* [Extracted information]

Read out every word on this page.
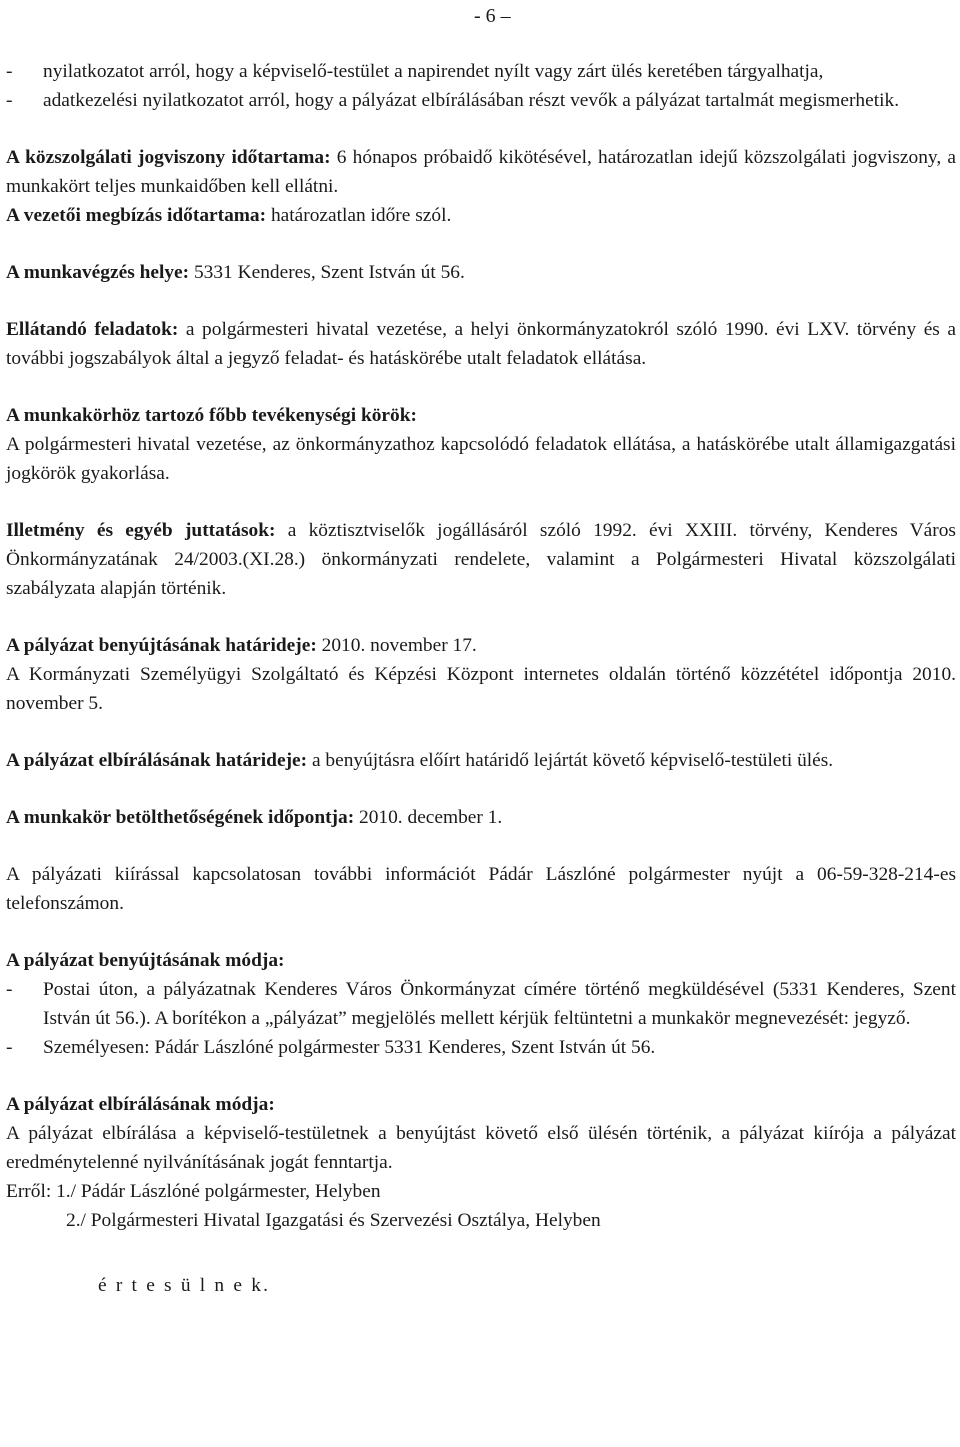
- 6 –
- nyilatkozatot arról, hogy a képviselő-testület a napirendet nyílt vagy zárt ülés keretében tárgyalhatja,
- adatkezelési nyilatkozatot arról, hogy a pályázat elbírálásában részt vevők a pályázat tartalmát megismerhetik.

A közszolgálati jogviszony időtartama: 6 hónapos próbaidő kikötésével, határozatlan idejű közszolgálati jogviszony, a munkakört teljes munkaidőben kell ellátni.

A vezetői megbízás időtartama: határozatlan időre szól.

A munkavégzés helye: 5331 Kenderes, Szent István út 56.

Ellátandó feladatok: a polgármesteri hivatal vezetése, a helyi önkormányzatokról szóló 1990. évi LXV. törvény és a további jogszabályok által a jegyző feladat- és hatáskörébe utalt feladatok ellátása.

A munkakörhöz tartozó főbb tevékenységi körök:

A polgármesteri hivatal vezetése, az önkormányzathoz kapcsolódó feladatok ellátása, a hatáskörébe utalt államigazgatási jogkörök gyakorlása.

Illetmény és egyéb juttatások: a köztisztviselők jogállásáról szóló 1992. évi XXIII. törvény, Kenderes Város Önkormányzatának 24/2003.(XI.28.) önkormányzati rendelete, valamint a Polgármesteri Hivatal közszolgálati szabályzata alapján történik.

A pályázat benyújtásának határideje: 2010. november 17.

A Kormányzati Személyügyi Szolgáltató és Képzési Központ internetes oldalán történő közzététel időpontja 2010. november 5.

A pályázat elbírálásának határideje: a benyújtásra előírt határidő lejártát követő képviselő-testületi ülés.

A munkakör betölthetőségének időpontja: 2010. december 1.

A pályázati kiírással kapcsolatosan további információt Pádár Lászlóné polgármester nyújt a 06-59-328-214-es telefonszámon.

A pályázat benyújtásának módja:

- Postai úton, a pályázatnak Kenderes Város Önkormányzat címére történő megküldésével (5331 Kenderes, Szent István út 56.). A borítékon a „pályázat” megjelölés mellett kérjük feltüntetni a munkakör megnevezését: jegyző.
- Személyesen: Pádár Lászlóné polgármester 5331 Kenderes, Szent István út 56.

A pályázat elbírálásának módja:

A pályázat elbírálása a képviselő-testületnek a benyújtást követő első ülésén történik, a pályázat kiírója a pályázat eredménytelenné nyilvánításának jogát fenntartja.

Erről: 1./ Pádár Lászlóné polgármester, Helyben

2./ Polgármesteri Hivatal Igazgatási és Szervezési Osztálya, Helyben

é r t e s ü l n e k.
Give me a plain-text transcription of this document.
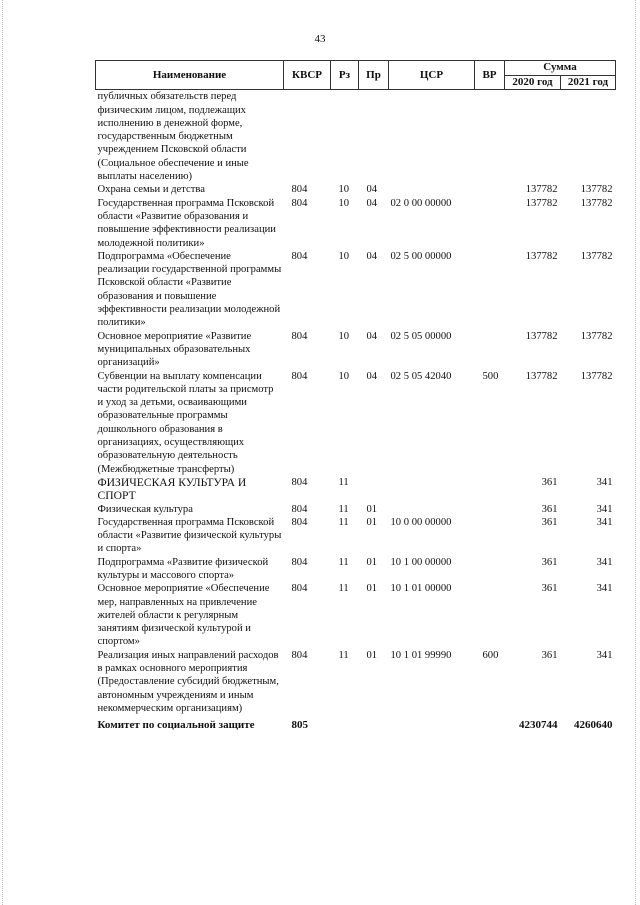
43
Наименование	КВСР	Рз	Пр	ЦСР	ВР	Сумма	
						2020 год	2021 год
публичных обязательств перед физическим лицом, подлежащих исполнению в денежной форме, государственным бюджетным учреждением Псковской области (Социальное обеспечение и иные выплаты населению)							
Охрана семьи и детства	804	10	04			137782	137782
Государственная программа Псковской области «Развитие образования и повышение эффективности реализации молодежной политики»	804	10	04	02 0 00 00000		137782	137782
Подпрограмма «Обеспечение реализации государственной программы Псковской области «Развитие образования и повышение эффективности реализации молодежной политики»	804	10	04	02 5 00 00000		137782	137782
Основное мероприятие «Развитие муниципальных образовательных организаций»	804	10	04	02 5 05 00000		137782	137782
Субвенции на выплату компенсации части родительской платы за присмотр и уход за детьми, осваивающими образовательные программы дошкольного образования в организациях, осуществляющих образовательную деятельность (Межбюджетные трансферты)	804	10	04	02 5 05 42040	500	137782	137782
ФИЗИЧЕСКАЯ КУЛЬТУРА И СПОРТ	804	11				361	341
Физическая культура	804	11	01			361	341
Государственная программа Псковской области «Развитие физической культуры и спорта»	804	11	01	10 0 00 00000		361	341
Подпрограмма «Развитие физической культуры и массового спорта»	804	11	01	10 1 00 00000		361	341
Основное мероприятие «Обеспечение мер, направленных на привлечение жителей области к регулярным занятиям физической культурой и спортом»	804	11	01	10 1 01 00000		361	341
Реализация иных направлений расходов в рамках основного мероприятия (Предоставление субсидий бюджетным, автономным учреждениям и иным некоммерческим организациям)	804	11	01	10 1 01 99990	600	361	341
Комитет по социальной защите	805					4230744	4260640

* [Given exercise]
Copy each line in full and exactly, omitting any picture.

* [Written response]
Read out every word on this page.
- 6 –
- nyilatkozatot arról, hogy a képviselő-testület a napirendet nyílt vagy zárt ülés keretében tárgyalhatja,
- adatkezelési nyilatkozatot arról, hogy a pályázat elbírálásában részt vevők a pályázat tartalmát megismerhetik.

A közszolgálati jogviszony időtartama: 6 hónapos próbaidő kikötésével, határozatlan idejű közszolgálati jogviszony, a munkakört teljes munkaidőben kell ellátni.

A vezetői megbízás időtartama: határozatlan időre szól.

A munkavégzés helye: 5331 Kenderes, Szent István út 56.

Ellátandó feladatok: a polgármesteri hivatal vezetése, a helyi önkormányzatokról szóló 1990. évi LXV. törvény és a további jogszabályok által a jegyző feladat- és hatáskörébe utalt feladatok ellátása.

A munkakörhöz tartozó főbb tevékenységi körök:

A polgármesteri hivatal vezetése, az önkormányzathoz kapcsolódó feladatok ellátása, a hatáskörébe utalt államigazgatási jogkörök gyakorlása.

Illetmény és egyéb juttatások: a köztisztviselők jogállásáról szóló 1992. évi XXIII. törvény, Kenderes Város Önkormányzatának 24/2003.(XI.28.) önkormányzati rendelete, valamint a Polgármesteri Hivatal közszolgálati szabályzata alapján történik.

A pályázat benyújtásának határideje: 2010. november 17.

A Kormányzati Személyügyi Szolgáltató és Képzési Központ internetes oldalán történő közzététel időpontja 2010. november 5.

A pályázat elbírálásának határideje: a benyújtásra előírt határidő lejártát követő képviselő-testületi ülés.

A munkakör betölthetőségének időpontja: 2010. december 1.

A pályázati kiírással kapcsolatosan további információt Pádár Lászlóné polgármester nyújt a 06-59-328-214-es telefonszámon.

A pályázat benyújtásának módja:

- Postai úton, a pályázatnak Kenderes Város Önkormányzat címére történő megküldésével (5331 Kenderes, Szent István út 56.). A borítékon a „pályázat” megjelölés mellett kérjük feltüntetni a munkakör megnevezését: jegyző.
- Személyesen: Pádár Lászlóné polgármester 5331 Kenderes, Szent István út 56.

A pályázat elbírálásának módja:

A pályázat elbírálása a képviselő-testületnek a benyújtást követő első ülésén történik, a pályázat kiírója a pályázat eredménytelenné nyilvánításának jogát fenntartja.

Erről: 1./ Pádár Lászlóné polgármester, Helyben

2./ Polgármesteri Hivatal Igazgatási és Szervezési Osztálya, Helyben

é r t e s ü l n e k.
Give me a plain-text transcription of this document.
43
Наименование	КВСР	Рз	Пр	ЦСР	ВР	Сумма	
						2020 год	2021 год
публичных обязательств перед физическим лицом, подлежащих исполнению в денежной форме, государственным бюджетным учреждением Псковской области (Социальное обеспечение и иные выплаты населению)							
Охрана семьи и детства	804	10	04			137782	137782
Государственная программа Псковской области «Развитие образования и повышение эффективности реализации молодежной политики»	804	10	04	02 0 00 00000		137782	137782
Подпрограмма «Обеспечение реализации государственной программы Псковской области «Развитие образования и повышение эффективности реализации молодежной политики»	804	10	04	02 5 00 00000		137782	137782
Основное мероприятие «Развитие муниципальных образовательных организаций»	804	10	04	02 5 05 00000		137782	137782
Субвенции на выплату компенсации части родительской платы за присмотр и уход за детьми, осваивающими образовательные программы дошкольного образования в организациях, осуществляющих образовательную деятельность (Межбюджетные трансферты)	804	10	04	02 5 05 42040	500	137782	137782
ФИЗИЧЕСКАЯ КУЛЬТУРА И СПОРТ	804	11				361	341
Физическая культура	804	11	01			361	341
Государственная программа Псковской области «Развитие физической культуры и спорта»	804	11	01	10 0 00 00000		361	341
Подпрограмма «Развитие физической культуры и массового спорта»	804	11	01	10 1 00 00000		361	341
Основное мероприятие «Обеспечение мер, направленных на привлечение жителей области к регулярным занятиям физической культурой и спортом»	804	11	01	10 1 01 00000		361	341
Реализация иных направлений расходов в рамках основного мероприятия (Предоставление субсидий бюджетным, автономным учреждениям и иным некоммерческим организациям)	804	11	01	10 1 01 99990	600	361	341
Комитет по социальной защите	805					4230744	4260640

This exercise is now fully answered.